## [Exercise details]
Transcribe the listing verbatim. Do not carry over any pictures.

## [Data in this exercise]
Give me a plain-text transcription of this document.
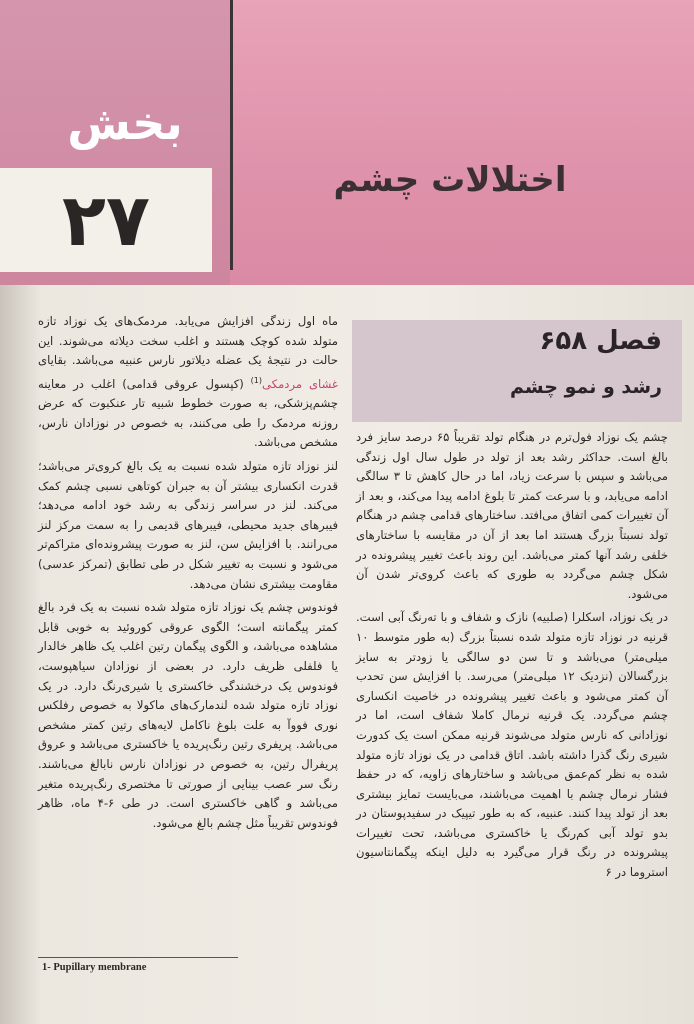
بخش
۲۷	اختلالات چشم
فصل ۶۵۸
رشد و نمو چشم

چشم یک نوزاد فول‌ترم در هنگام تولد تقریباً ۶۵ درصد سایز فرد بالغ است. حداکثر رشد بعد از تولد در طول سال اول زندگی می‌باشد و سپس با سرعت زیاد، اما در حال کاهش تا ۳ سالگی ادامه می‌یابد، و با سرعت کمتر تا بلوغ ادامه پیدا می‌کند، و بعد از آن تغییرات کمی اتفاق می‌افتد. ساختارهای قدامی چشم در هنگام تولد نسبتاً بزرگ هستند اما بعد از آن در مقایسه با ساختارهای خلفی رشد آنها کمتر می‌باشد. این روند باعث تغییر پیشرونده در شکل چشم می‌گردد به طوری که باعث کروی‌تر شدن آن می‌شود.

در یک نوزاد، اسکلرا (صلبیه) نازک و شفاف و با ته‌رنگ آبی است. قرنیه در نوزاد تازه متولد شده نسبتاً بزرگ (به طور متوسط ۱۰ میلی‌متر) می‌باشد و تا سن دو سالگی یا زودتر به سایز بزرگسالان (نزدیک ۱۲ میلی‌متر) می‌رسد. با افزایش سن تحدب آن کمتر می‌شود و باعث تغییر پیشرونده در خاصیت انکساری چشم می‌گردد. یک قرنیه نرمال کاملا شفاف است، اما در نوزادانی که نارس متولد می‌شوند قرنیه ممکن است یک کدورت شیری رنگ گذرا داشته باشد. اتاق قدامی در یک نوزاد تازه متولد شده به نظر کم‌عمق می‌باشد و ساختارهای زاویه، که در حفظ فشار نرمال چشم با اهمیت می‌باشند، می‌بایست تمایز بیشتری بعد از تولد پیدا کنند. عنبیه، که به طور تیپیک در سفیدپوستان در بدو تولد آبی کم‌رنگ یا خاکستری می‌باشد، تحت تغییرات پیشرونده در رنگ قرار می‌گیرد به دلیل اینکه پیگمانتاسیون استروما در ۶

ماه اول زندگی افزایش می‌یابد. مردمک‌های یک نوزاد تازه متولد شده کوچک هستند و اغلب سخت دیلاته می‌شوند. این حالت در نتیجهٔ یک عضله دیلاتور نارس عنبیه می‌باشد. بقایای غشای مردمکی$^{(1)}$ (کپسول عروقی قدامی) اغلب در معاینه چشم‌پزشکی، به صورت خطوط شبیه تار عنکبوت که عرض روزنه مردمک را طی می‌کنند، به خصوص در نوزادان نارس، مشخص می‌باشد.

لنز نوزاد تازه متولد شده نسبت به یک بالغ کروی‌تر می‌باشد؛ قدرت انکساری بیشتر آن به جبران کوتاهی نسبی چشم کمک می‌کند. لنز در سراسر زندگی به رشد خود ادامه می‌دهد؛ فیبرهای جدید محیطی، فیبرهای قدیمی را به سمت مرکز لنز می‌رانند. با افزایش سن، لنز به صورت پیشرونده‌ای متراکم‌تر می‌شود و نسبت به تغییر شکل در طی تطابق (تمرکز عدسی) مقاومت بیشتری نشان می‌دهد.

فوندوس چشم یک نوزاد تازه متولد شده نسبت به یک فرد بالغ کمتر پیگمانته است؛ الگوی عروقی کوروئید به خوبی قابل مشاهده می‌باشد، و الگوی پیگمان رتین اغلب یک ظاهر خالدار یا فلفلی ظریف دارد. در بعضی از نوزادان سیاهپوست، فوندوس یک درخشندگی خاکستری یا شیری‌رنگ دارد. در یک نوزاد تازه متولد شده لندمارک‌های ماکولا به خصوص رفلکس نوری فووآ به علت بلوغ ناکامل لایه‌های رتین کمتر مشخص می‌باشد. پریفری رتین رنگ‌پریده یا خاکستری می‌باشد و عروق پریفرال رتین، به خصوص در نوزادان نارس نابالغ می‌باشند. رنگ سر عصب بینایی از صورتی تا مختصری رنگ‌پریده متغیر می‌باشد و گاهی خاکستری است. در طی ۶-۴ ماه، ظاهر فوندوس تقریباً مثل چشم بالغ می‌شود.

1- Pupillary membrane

## [Result of this task]
Give me a plain-text transcription of this document.
بخش
۲۷	اختلالات چشم
فصل ۶۵۸
رشد و نمو چشم

چشم یک نوزاد فول‌ترم در هنگام تولد تقریباً ۶۵ درصد سایز فرد بالغ است. حداکثر رشد بعد از تولد در طول سال اول زندگی می‌باشد و سپس با سرعت زیاد، اما در حال کاهش تا ۳ سالگی ادامه می‌یابد، و با سرعت کمتر تا بلوغ ادامه پیدا می‌کند، و بعد از آن تغییرات کمی اتفاق می‌افتد. ساختارهای قدامی چشم در هنگام تولد نسبتاً بزرگ هستند اما بعد از آن در مقایسه با ساختارهای خلفی رشد آنها کمتر می‌باشد. این روند باعث تغییر پیشرونده در شکل چشم می‌گردد به طوری که باعث کروی‌تر شدن آن می‌شود.

در یک نوزاد، اسکلرا (صلبیه) نازک و شفاف و با ته‌رنگ آبی است. قرنیه در نوزاد تازه متولد شده نسبتاً بزرگ (به طور متوسط ۱۰ میلی‌متر) می‌باشد و تا سن دو سالگی یا زودتر به سایز بزرگسالان (نزدیک ۱۲ میلی‌متر) می‌رسد. با افزایش سن تحدب آن کمتر می‌شود و باعث تغییر پیشرونده در خاصیت انکساری چشم می‌گردد. یک قرنیه نرمال کاملا شفاف است، اما در نوزادانی که نارس متولد می‌شوند قرنیه ممکن است یک کدورت شیری رنگ گذرا داشته باشد. اتاق قدامی در یک نوزاد تازه متولد شده به نظر کم‌عمق می‌باشد و ساختارهای زاویه، که در حفظ فشار نرمال چشم با اهمیت می‌باشند، می‌بایست تمایز بیشتری بعد از تولد پیدا کنند. عنبیه، که به طور تیپیک در سفیدپوستان در بدو تولد آبی کم‌رنگ یا خاکستری می‌باشد، تحت تغییرات پیشرونده در رنگ قرار می‌گیرد به دلیل اینکه پیگمانتاسیون استروما در ۶

ماه اول زندگی افزایش می‌یابد. مردمک‌های یک نوزاد تازه متولد شده کوچک هستند و اغلب سخت دیلاته می‌شوند. این حالت در نتیجهٔ یک عضله دیلاتور نارس عنبیه می‌باشد. بقایای غشای مردمکی$^{(1)}$ (کپسول عروقی قدامی) اغلب در معاینه چشم‌پزشکی، به صورت خطوط شبیه تار عنکبوت که عرض روزنه مردمک را طی می‌کنند، به خصوص در نوزادان نارس، مشخص می‌باشد.

لنز نوزاد تازه متولد شده نسبت به یک بالغ کروی‌تر می‌باشد؛ قدرت انکساری بیشتر آن به جبران کوتاهی نسبی چشم کمک می‌کند. لنز در سراسر زندگی به رشد خود ادامه می‌دهد؛ فیبرهای جدید محیطی، فیبرهای قدیمی را به سمت مرکز لنز می‌رانند. با افزایش سن، لنز به صورت پیشرونده‌ای متراکم‌تر می‌شود و نسبت به تغییر شکل در طی تطابق (تمرکز عدسی) مقاومت بیشتری نشان می‌دهد.

فوندوس چشم یک نوزاد تازه متولد شده نسبت به یک فرد بالغ کمتر پیگمانته است؛ الگوی عروقی کوروئید به خوبی قابل مشاهده می‌باشد، و الگوی پیگمان رتین اغلب یک ظاهر خالدار یا فلفلی ظریف دارد. در بعضی از نوزادان سیاهپوست، فوندوس یک درخشندگی خاکستری یا شیری‌رنگ دارد. در یک نوزاد تازه متولد شده لندمارک‌های ماکولا به خصوص رفلکس نوری فووآ به علت بلوغ ناکامل لایه‌های رتین کمتر مشخص می‌باشد. پریفری رتین رنگ‌پریده یا خاکستری می‌باشد و عروق پریفرال رتین، به خصوص در نوزادان نارس نابالغ می‌باشند. رنگ سر عصب بینایی از صورتی تا مختصری رنگ‌پریده متغیر می‌باشد و گاهی خاکستری است. در طی ۶-۴ ماه، ظاهر فوندوس تقریباً مثل چشم بالغ می‌شود.

1- Pupillary membrane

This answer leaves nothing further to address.